- **What needs to be done**:
Please copy each of the following items line for line, without changing anything.

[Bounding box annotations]
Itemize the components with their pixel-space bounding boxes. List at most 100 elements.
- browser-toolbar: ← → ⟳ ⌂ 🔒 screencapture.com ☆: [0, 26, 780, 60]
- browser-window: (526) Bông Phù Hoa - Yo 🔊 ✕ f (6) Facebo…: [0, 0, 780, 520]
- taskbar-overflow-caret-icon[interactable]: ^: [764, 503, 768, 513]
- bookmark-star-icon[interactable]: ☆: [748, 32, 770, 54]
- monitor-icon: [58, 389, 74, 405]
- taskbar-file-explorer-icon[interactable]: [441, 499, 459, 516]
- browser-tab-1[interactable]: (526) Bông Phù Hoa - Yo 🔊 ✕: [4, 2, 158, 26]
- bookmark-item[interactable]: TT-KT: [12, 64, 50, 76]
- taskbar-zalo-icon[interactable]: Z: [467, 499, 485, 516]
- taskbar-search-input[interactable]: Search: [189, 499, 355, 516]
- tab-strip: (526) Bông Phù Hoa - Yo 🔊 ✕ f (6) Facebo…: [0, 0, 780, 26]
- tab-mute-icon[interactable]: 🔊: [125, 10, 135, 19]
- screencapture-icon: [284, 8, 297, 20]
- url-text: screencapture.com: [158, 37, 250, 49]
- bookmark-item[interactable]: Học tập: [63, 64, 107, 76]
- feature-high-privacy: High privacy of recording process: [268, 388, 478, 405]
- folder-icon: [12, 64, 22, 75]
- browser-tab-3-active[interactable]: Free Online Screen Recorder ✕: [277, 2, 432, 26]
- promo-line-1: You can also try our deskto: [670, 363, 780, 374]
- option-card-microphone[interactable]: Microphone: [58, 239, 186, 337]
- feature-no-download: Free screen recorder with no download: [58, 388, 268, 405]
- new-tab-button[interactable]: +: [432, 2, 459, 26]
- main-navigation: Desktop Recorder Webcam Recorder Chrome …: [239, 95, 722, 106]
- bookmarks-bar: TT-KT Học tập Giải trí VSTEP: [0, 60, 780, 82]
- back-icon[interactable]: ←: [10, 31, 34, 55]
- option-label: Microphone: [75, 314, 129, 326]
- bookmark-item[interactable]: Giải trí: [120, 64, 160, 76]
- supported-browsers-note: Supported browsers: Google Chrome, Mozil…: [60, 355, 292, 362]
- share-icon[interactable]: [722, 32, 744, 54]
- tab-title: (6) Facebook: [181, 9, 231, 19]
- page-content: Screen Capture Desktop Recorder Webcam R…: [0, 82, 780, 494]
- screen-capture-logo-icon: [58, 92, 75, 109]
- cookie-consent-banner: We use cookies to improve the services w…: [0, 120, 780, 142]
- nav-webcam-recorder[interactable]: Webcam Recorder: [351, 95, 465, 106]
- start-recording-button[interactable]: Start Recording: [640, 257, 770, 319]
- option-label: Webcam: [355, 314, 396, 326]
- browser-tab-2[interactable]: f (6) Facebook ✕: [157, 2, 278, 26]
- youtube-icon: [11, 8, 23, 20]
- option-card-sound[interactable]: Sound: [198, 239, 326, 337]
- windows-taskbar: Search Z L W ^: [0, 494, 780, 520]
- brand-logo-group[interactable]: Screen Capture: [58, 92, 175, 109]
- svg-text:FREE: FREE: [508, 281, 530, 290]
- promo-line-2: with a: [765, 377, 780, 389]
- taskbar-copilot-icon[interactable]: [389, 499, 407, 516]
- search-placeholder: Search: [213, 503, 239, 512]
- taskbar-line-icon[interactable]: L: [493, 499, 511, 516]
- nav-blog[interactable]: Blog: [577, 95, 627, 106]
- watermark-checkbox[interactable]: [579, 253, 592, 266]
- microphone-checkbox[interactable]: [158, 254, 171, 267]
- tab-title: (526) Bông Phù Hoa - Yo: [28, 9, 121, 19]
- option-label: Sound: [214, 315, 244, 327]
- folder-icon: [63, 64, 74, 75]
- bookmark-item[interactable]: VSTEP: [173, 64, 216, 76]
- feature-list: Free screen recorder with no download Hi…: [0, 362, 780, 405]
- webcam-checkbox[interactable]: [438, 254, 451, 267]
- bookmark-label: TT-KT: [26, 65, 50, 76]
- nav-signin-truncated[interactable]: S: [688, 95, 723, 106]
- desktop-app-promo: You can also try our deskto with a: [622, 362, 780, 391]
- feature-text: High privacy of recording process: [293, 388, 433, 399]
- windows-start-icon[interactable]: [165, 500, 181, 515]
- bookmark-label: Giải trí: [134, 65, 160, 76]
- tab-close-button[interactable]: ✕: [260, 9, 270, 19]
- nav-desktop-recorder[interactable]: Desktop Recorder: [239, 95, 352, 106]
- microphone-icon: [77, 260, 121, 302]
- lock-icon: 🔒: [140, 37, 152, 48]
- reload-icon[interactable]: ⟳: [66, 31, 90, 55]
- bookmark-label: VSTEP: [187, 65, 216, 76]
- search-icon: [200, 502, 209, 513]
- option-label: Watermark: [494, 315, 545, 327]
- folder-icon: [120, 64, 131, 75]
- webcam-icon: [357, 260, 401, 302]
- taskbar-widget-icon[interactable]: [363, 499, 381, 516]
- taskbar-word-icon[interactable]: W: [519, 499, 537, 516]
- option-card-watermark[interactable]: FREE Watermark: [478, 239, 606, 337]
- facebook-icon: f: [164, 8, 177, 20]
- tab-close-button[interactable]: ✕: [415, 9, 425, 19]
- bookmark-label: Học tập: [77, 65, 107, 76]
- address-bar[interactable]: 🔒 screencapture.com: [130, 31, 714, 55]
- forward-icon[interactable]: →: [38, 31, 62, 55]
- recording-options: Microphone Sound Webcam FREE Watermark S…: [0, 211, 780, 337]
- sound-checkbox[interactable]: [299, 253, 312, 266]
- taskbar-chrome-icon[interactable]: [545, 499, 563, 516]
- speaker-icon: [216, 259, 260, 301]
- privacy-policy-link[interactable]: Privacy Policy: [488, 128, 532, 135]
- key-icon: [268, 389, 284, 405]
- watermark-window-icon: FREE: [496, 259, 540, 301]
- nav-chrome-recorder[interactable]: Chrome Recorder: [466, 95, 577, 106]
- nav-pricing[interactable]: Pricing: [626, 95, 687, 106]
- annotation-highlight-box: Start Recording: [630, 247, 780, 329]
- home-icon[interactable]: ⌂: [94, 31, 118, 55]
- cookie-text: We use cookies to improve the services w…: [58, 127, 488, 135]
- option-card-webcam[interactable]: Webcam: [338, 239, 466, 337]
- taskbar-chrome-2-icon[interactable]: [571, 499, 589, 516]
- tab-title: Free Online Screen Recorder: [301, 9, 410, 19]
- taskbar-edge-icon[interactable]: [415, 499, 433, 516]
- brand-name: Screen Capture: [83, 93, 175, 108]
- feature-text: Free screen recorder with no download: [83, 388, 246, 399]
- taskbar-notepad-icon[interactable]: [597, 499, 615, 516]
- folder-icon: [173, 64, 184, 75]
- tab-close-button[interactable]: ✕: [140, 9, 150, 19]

- **Written response**:
Itemize the components with their pixel-space bounding boxes. List at most 100 elements.
- browser-toolbar: ← → ⟳ ⌂ 🔒 screencapture.com ☆: [0, 26, 780, 60]
- browser-window: (526) Bông Phù Hoa - Yo 🔊 ✕ f (6) Facebo…: [0, 0, 780, 520]
- taskbar-overflow-caret-icon[interactable]: ^: [764, 503, 768, 513]
- bookmark-star-icon[interactable]: ☆: [748, 32, 770, 54]
- monitor-icon: [58, 389, 74, 405]
- taskbar-file-explorer-icon[interactable]: [441, 499, 459, 516]
- browser-tab-1[interactable]: (526) Bông Phù Hoa - Yo 🔊 ✕: [4, 2, 158, 26]
- bookmark-item[interactable]: TT-KT: [12, 64, 50, 76]
- taskbar-zalo-icon[interactable]: Z: [467, 499, 485, 516]
- taskbar-search-input[interactable]: Search: [189, 499, 355, 516]
- tab-strip: (526) Bông Phù Hoa - Yo 🔊 ✕ f (6) Facebo…: [0, 0, 780, 26]
- tab-mute-icon[interactable]: 🔊: [125, 10, 135, 19]
- screencapture-icon: [284, 8, 297, 20]
- url-text: screencapture.com: [158, 37, 250, 49]
- bookmark-item[interactable]: Học tập: [63, 64, 107, 76]
- feature-high-privacy: High privacy of recording process: [268, 388, 478, 405]
- folder-icon: [12, 64, 22, 75]
- browser-tab-3-active[interactable]: Free Online Screen Recorder ✕: [277, 2, 432, 26]
- promo-line-1: You can also try our deskto: [670, 363, 780, 374]
- option-card-microphone[interactable]: Microphone: [58, 239, 186, 337]
- feature-no-download: Free screen recorder with no download: [58, 388, 268, 405]
- new-tab-button[interactable]: +: [432, 2, 459, 26]
- main-navigation: Desktop Recorder Webcam Recorder Chrome …: [239, 95, 722, 106]
- bookmarks-bar: TT-KT Học tập Giải trí VSTEP: [0, 60, 780, 82]
- back-icon[interactable]: ←: [10, 31, 34, 55]
- option-label: Microphone: [75, 314, 129, 326]
- bookmark-item[interactable]: Giải trí: [120, 64, 160, 76]
- supported-browsers-note: Supported browsers: Google Chrome, Mozil…: [60, 355, 292, 362]
- share-icon[interactable]: [722, 32, 744, 54]
- tab-title: (6) Facebook: [181, 9, 231, 19]
- page-content: Screen Capture Desktop Recorder Webcam R…: [0, 82, 780, 494]
- screen-capture-logo-icon: [58, 92, 75, 109]
- cookie-consent-banner: We use cookies to improve the services w…: [0, 120, 780, 142]
- nav-webcam-recorder[interactable]: Webcam Recorder: [351, 95, 465, 106]
- start-recording-button[interactable]: Start Recording: [640, 257, 770, 319]
- option-label: Webcam: [355, 314, 396, 326]
- browser-tab-2[interactable]: f (6) Facebook ✕: [157, 2, 278, 26]
- youtube-icon: [11, 8, 23, 20]
- option-card-sound[interactable]: Sound: [198, 239, 326, 337]
- windows-taskbar: Search Z L W ^: [0, 494, 780, 520]
- brand-logo-group[interactable]: Screen Capture: [58, 92, 175, 109]
- svg-text:FREE: FREE: [508, 281, 530, 290]
- promo-line-2: with a: [765, 377, 780, 389]
- taskbar-copilot-icon[interactable]: [389, 499, 407, 516]
- search-placeholder: Search: [213, 503, 239, 512]
- taskbar-line-icon[interactable]: L: [493, 499, 511, 516]
- nav-blog[interactable]: Blog: [577, 95, 627, 106]
- watermark-checkbox[interactable]: [579, 253, 592, 266]
- microphone-checkbox[interactable]: [158, 254, 171, 267]
- tab-title: (526) Bông Phù Hoa - Yo: [28, 9, 121, 19]
- option-label: Sound: [214, 315, 244, 327]
- folder-icon: [63, 64, 74, 75]
- bookmark-item[interactable]: VSTEP: [173, 64, 216, 76]
- feature-list: Free screen recorder with no download Hi…: [0, 362, 780, 405]
- webcam-checkbox[interactable]: [438, 254, 451, 267]
- bookmark-label: TT-KT: [26, 65, 50, 76]
- nav-signin-truncated[interactable]: S: [688, 95, 723, 106]
- desktop-app-promo: You can also try our deskto with a: [622, 362, 780, 391]
- feature-text: High privacy of recording process: [293, 388, 433, 399]
- windows-start-icon[interactable]: [165, 500, 181, 515]
- bookmark-label: Giải trí: [134, 65, 160, 76]
- tab-close-button[interactable]: ✕: [260, 9, 270, 19]
- nav-desktop-recorder[interactable]: Desktop Recorder: [239, 95, 352, 106]
- microphone-icon: [77, 260, 121, 302]
- lock-icon: 🔒: [140, 37, 152, 48]
- reload-icon[interactable]: ⟳: [66, 31, 90, 55]
- bookmark-label: VSTEP: [187, 65, 216, 76]
- search-icon: [200, 502, 209, 513]
- option-label: Watermark: [494, 315, 545, 327]
- folder-icon: [120, 64, 131, 75]
- webcam-icon: [357, 260, 401, 302]
- taskbar-widget-icon[interactable]: [363, 499, 381, 516]
- taskbar-word-icon[interactable]: W: [519, 499, 537, 516]
- option-card-watermark[interactable]: FREE Watermark: [478, 239, 606, 337]
- facebook-icon: f: [164, 8, 177, 20]
- tab-close-button[interactable]: ✕: [415, 9, 425, 19]
- bookmark-label: Học tập: [77, 65, 107, 76]
- address-bar[interactable]: 🔒 screencapture.com: [130, 31, 714, 55]
- forward-icon[interactable]: →: [38, 31, 62, 55]
- recording-options: Microphone Sound Webcam FREE Watermark S…: [0, 211, 780, 337]
- sound-checkbox[interactable]: [299, 253, 312, 266]
- taskbar-chrome-icon[interactable]: [545, 499, 563, 516]
- speaker-icon: [216, 259, 260, 301]
- privacy-policy-link[interactable]: Privacy Policy: [488, 128, 532, 135]
- key-icon: [268, 389, 284, 405]
- watermark-window-icon: FREE: [496, 259, 540, 301]
- nav-chrome-recorder[interactable]: Chrome Recorder: [466, 95, 577, 106]
- nav-pricing[interactable]: Pricing: [626, 95, 687, 106]
- annotation-highlight-box: Start Recording: [630, 247, 780, 329]
- home-icon[interactable]: ⌂: [94, 31, 118, 55]
- cookie-text: We use cookies to improve the services w…: [58, 127, 488, 135]
- option-card-webcam[interactable]: Webcam: [338, 239, 466, 337]
- taskbar-chrome-2-icon[interactable]: [571, 499, 589, 516]
- tab-title: Free Online Screen Recorder: [301, 9, 410, 19]
- taskbar-edge-icon[interactable]: [415, 499, 433, 516]
- brand-name: Screen Capture: [83, 93, 175, 108]
- feature-text: Free screen recorder with no download: [83, 388, 246, 399]
- taskbar-notepad-icon[interactable]: [597, 499, 615, 516]
- folder-icon: [173, 64, 184, 75]
- tab-close-button[interactable]: ✕: [140, 9, 150, 19]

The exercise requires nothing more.